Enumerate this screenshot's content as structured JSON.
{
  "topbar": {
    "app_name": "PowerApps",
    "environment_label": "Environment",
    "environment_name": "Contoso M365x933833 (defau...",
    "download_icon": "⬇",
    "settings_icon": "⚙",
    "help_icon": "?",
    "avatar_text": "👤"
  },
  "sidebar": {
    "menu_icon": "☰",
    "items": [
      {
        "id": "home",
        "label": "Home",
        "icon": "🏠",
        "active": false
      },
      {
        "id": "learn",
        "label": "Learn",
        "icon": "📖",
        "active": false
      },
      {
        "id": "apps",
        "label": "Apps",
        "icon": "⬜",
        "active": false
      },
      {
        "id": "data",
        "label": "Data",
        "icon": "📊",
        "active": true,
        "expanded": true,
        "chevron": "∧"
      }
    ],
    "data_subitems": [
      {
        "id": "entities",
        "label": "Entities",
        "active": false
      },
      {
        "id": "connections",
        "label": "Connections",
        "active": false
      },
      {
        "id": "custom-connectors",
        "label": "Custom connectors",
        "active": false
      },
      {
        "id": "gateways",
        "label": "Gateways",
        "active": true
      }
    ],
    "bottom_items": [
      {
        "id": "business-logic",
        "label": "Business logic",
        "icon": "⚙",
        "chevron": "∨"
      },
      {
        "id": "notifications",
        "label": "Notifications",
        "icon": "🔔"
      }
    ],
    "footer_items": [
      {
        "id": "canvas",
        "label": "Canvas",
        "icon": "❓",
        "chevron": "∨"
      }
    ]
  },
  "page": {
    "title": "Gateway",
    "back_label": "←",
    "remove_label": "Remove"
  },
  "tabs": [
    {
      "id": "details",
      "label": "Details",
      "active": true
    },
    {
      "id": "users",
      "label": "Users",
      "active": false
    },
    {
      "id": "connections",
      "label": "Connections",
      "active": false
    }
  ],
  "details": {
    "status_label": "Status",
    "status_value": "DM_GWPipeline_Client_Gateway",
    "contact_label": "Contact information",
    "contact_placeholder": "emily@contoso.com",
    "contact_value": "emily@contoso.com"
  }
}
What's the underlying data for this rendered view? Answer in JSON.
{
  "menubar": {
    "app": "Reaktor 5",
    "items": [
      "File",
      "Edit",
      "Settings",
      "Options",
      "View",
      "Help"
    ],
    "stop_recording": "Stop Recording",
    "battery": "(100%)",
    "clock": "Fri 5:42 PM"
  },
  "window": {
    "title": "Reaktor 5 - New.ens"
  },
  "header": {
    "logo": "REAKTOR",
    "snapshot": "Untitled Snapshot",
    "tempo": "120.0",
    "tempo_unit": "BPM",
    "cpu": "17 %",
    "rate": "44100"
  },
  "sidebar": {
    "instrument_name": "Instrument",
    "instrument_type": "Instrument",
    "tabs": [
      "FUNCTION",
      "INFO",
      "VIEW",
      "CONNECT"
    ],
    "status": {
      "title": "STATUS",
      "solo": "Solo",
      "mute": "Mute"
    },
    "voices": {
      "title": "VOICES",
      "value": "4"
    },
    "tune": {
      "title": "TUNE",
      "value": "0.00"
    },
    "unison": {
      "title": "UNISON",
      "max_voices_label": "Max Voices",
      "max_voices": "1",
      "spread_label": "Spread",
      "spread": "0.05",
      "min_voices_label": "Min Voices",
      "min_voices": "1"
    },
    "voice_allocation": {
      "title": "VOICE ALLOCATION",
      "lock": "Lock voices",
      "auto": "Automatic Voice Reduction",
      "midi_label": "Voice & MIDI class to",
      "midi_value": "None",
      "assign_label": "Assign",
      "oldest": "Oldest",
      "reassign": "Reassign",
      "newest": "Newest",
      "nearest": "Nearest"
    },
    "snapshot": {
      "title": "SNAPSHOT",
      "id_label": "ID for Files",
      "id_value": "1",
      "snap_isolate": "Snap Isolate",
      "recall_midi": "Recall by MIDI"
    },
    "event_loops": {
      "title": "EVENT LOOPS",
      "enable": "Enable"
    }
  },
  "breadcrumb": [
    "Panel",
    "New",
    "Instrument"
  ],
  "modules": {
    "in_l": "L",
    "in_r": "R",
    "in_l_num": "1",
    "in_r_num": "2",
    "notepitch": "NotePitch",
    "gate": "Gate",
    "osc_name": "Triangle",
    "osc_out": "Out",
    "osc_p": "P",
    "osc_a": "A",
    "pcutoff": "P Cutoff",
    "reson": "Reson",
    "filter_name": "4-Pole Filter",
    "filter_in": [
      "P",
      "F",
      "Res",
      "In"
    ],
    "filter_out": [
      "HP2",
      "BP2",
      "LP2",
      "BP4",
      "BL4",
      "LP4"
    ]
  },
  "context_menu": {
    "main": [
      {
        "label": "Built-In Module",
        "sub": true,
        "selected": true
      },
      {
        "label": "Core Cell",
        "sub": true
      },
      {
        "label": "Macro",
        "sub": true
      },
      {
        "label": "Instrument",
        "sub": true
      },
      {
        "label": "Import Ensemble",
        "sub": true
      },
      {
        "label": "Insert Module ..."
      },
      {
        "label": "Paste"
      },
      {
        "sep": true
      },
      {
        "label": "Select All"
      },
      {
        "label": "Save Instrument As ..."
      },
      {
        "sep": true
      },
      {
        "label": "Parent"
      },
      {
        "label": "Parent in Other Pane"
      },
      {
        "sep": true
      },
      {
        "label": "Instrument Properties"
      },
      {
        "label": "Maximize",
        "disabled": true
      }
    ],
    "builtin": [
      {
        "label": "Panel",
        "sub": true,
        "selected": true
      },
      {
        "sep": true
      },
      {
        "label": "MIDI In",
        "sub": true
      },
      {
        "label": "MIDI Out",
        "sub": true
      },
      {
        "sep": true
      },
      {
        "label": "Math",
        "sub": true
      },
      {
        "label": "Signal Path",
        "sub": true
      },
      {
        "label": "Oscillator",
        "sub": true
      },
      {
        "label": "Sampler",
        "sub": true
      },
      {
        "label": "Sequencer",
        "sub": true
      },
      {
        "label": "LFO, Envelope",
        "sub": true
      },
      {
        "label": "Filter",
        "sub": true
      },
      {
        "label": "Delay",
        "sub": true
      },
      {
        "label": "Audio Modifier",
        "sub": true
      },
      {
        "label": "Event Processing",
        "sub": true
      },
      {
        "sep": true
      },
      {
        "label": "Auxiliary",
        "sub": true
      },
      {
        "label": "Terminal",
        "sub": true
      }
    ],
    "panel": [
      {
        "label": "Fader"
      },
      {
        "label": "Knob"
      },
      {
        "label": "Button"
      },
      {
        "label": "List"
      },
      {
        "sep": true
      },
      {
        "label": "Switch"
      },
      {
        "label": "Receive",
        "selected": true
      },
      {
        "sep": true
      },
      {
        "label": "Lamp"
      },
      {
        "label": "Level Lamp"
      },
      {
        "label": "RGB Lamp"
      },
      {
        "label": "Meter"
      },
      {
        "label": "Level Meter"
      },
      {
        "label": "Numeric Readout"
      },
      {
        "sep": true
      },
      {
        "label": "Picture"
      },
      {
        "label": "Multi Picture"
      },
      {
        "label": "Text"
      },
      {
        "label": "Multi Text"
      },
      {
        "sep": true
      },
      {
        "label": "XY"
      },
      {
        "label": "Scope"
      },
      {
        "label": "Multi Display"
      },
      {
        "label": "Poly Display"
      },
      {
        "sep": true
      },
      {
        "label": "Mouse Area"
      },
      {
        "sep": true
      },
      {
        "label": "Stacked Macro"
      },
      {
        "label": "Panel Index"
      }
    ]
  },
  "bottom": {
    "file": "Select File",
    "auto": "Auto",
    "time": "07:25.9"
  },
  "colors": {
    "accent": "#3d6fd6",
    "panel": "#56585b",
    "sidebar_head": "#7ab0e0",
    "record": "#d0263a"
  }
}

### What to produce
Write out every entry again exactly, please, with nothing missing.

### Answer for the task
Enumerate this screenshot's content as structured JSON.
{
  "topbar": {
    "app_name": "PowerApps",
    "environment_label": "Environment",
    "environment_name": "Contoso M365x933833 (defau...",
    "download_icon": "⬇",
    "settings_icon": "⚙",
    "help_icon": "?",
    "avatar_text": "👤"
  },
  "sidebar": {
    "menu_icon": "☰",
    "items": [
      {
        "id": "home",
        "label": "Home",
        "icon": "🏠",
        "active": false
      },
      {
        "id": "learn",
        "label": "Learn",
        "icon": "📖",
        "active": false
      },
      {
        "id": "apps",
        "label": "Apps",
        "icon": "⬜",
        "active": false
      },
      {
        "id": "data",
        "label": "Data",
        "icon": "📊",
        "active": true,
        "expanded": true,
        "chevron": "∧"
      }
    ],
    "data_subitems": [
      {
        "id": "entities",
        "label": "Entities",
        "active": false
      },
      {
        "id": "connections",
        "label": "Connections",
        "active": false
      },
      {
        "id": "custom-connectors",
        "label": "Custom connectors",
        "active": false
      },
      {
        "id": "gateways",
        "label": "Gateways",
        "active": true
      }
    ],
    "bottom_items": [
      {
        "id": "business-logic",
        "label": "Business logic",
        "icon": "⚙",
        "chevron": "∨"
      },
      {
        "id": "notifications",
        "label": "Notifications",
        "icon": "🔔"
      }
    ],
    "footer_items": [
      {
        "id": "canvas",
        "label": "Canvas",
        "icon": "❓",
        "chevron": "∨"
      }
    ]
  },
  "page": {
    "title": "Gateway",
    "back_label": "←",
    "remove_label": "Remove"
  },
  "tabs": [
    {
      "id": "details",
      "label": "Details",
      "active": true
    },
    {
      "id": "users",
      "label": "Users",
      "active": false
    },
    {
      "id": "connections",
      "label": "Connections",
      "active": false
    }
  ],
  "details": {
    "status_label": "Status",
    "status_value": "DM_GWPipeline_Client_Gateway",
    "contact_label": "Contact information",
    "contact_placeholder": "emily@contoso.com",
    "contact_value": "emily@contoso.com"
  }
}
What's the underlying data for this rendered view? Answer in JSON.
{
  "menubar": {
    "app": "Reaktor 5",
    "items": [
      "File",
      "Edit",
      "Settings",
      "Options",
      "View",
      "Help"
    ],
    "stop_recording": "Stop Recording",
    "battery": "(100%)",
    "clock": "Fri 5:42 PM"
  },
  "window": {
    "title": "Reaktor 5 - New.ens"
  },
  "header": {
    "logo": "REAKTOR",
    "snapshot": "Untitled Snapshot",
    "tempo": "120.0",
    "tempo_unit": "BPM",
    "cpu": "17 %",
    "rate": "44100"
  },
  "sidebar": {
    "instrument_name": "Instrument",
    "instrument_type": "Instrument",
    "tabs": [
      "FUNCTION",
      "INFO",
      "VIEW",
      "CONNECT"
    ],
    "status": {
      "title": "STATUS",
      "solo": "Solo",
      "mute": "Mute"
    },
    "voices": {
      "title": "VOICES",
      "value": "4"
    },
    "tune": {
      "title": "TUNE",
      "value": "0.00"
    },
    "unison": {
      "title": "UNISON",
      "max_voices_label": "Max Voices",
      "max_voices": "1",
      "spread_label": "Spread",
      "spread": "0.05",
      "min_voices_label": "Min Voices",
      "min_voices": "1"
    },
    "voice_allocation": {
      "title": "VOICE ALLOCATION",
      "lock": "Lock voices",
      "auto": "Automatic Voice Reduction",
      "midi_label": "Voice & MIDI class to",
      "midi_value": "None",
      "assign_label": "Assign",
      "oldest": "Oldest",
      "reassign": "Reassign",
      "newest": "Newest",
      "nearest": "Nearest"
    },
    "snapshot": {
      "title": "SNAPSHOT",
      "id_label": "ID for Files",
      "id_value": "1",
      "snap_isolate": "Snap Isolate",
      "recall_midi": "Recall by MIDI"
    },
    "event_loops": {
      "title": "EVENT LOOPS",
      "enable": "Enable"
    }
  },
  "breadcrumb": [
    "Panel",
    "New",
    "Instrument"
  ],
  "modules": {
    "in_l": "L",
    "in_r": "R",
    "in_l_num": "1",
    "in_r_num": "2",
    "notepitch": "NotePitch",
    "gate": "Gate",
    "osc_name": "Triangle",
    "osc_out": "Out",
    "osc_p": "P",
    "osc_a": "A",
    "pcutoff": "P Cutoff",
    "reson": "Reson",
    "filter_name": "4-Pole Filter",
    "filter_in": [
      "P",
      "F",
      "Res",
      "In"
    ],
    "filter_out": [
      "HP2",
      "BP2",
      "LP2",
      "BP4",
      "BL4",
      "LP4"
    ]
  },
  "context_menu": {
    "main": [
      {
        "label": "Built-In Module",
        "sub": true,
        "selected": true
      },
      {
        "label": "Core Cell",
        "sub": true
      },
      {
        "label": "Macro",
        "sub": true
      },
      {
        "label": "Instrument",
        "sub": true
      },
      {
        "label": "Import Ensemble",
        "sub": true
      },
      {
        "label": "Insert Module ..."
      },
      {
        "label": "Paste"
      },
      {
        "sep": true
      },
      {
        "label": "Select All"
      },
      {
        "label": "Save Instrument As ..."
      },
      {
        "sep": true
      },
      {
        "label": "Parent"
      },
      {
        "label": "Parent in Other Pane"
      },
      {
        "sep": true
      },
      {
        "label": "Instrument Properties"
      },
      {
        "label": "Maximize",
        "disabled": true
      }
    ],
    "builtin": [
      {
        "label": "Panel",
        "sub": true,
        "selected": true
      },
      {
        "sep": true
      },
      {
        "label": "MIDI In",
        "sub": true
      },
      {
        "label": "MIDI Out",
        "sub": true
      },
      {
        "sep": true
      },
      {
        "label": "Math",
        "sub": true
      },
      {
        "label": "Signal Path",
        "sub": true
      },
      {
        "label": "Oscillator",
        "sub": true
      },
      {
        "label": "Sampler",
        "sub": true
      },
      {
        "label": "Sequencer",
        "sub": true
      },
      {
        "label": "LFO, Envelope",
        "sub": true
      },
      {
        "label": "Filter",
        "sub": true
      },
      {
        "label": "Delay",
        "sub": true
      },
      {
        "label": "Audio Modifier",
        "sub": true
      },
      {
        "label": "Event Processing",
        "sub": true
      },
      {
        "sep": true
      },
      {
        "label": "Auxiliary",
        "sub": true
      },
      {
        "label": "Terminal",
        "sub": true
      }
    ],
    "panel": [
      {
        "label": "Fader"
      },
      {
        "label": "Knob"
      },
      {
        "label": "Button"
      },
      {
        "label": "List"
      },
      {
        "sep": true
      },
      {
        "label": "Switch"
      },
      {
        "label": "Receive",
        "selected": true
      },
      {
        "sep": true
      },
      {
        "label": "Lamp"
      },
      {
        "label": "Level Lamp"
      },
      {
        "label": "RGB Lamp"
      },
      {
        "label": "Meter"
      },
      {
        "label": "Level Meter"
      },
      {
        "label": "Numeric Readout"
      },
      {
        "sep": true
      },
      {
        "label": "Picture"
      },
      {
        "label": "Multi Picture"
      },
      {
        "label": "Text"
      },
      {
        "label": "Multi Text"
      },
      {
        "sep": true
      },
      {
        "label": "XY"
      },
      {
        "label": "Scope"
      },
      {
        "label": "Multi Display"
      },
      {
        "label": "Poly Display"
      },
      {
        "sep": true
      },
      {
        "label": "Mouse Area"
      },
      {
        "sep": true
      },
      {
        "label": "Stacked Macro"
      },
      {
        "label": "Panel Index"
      }
    ]
  },
  "bottom": {
    "file": "Select File",
    "auto": "Auto",
    "time": "07:25.9"
  },
  "colors": {
    "accent": "#3d6fd6",
    "panel": "#56585b",
    "sidebar_head": "#7ab0e0",
    "record": "#d0263a"
  }
}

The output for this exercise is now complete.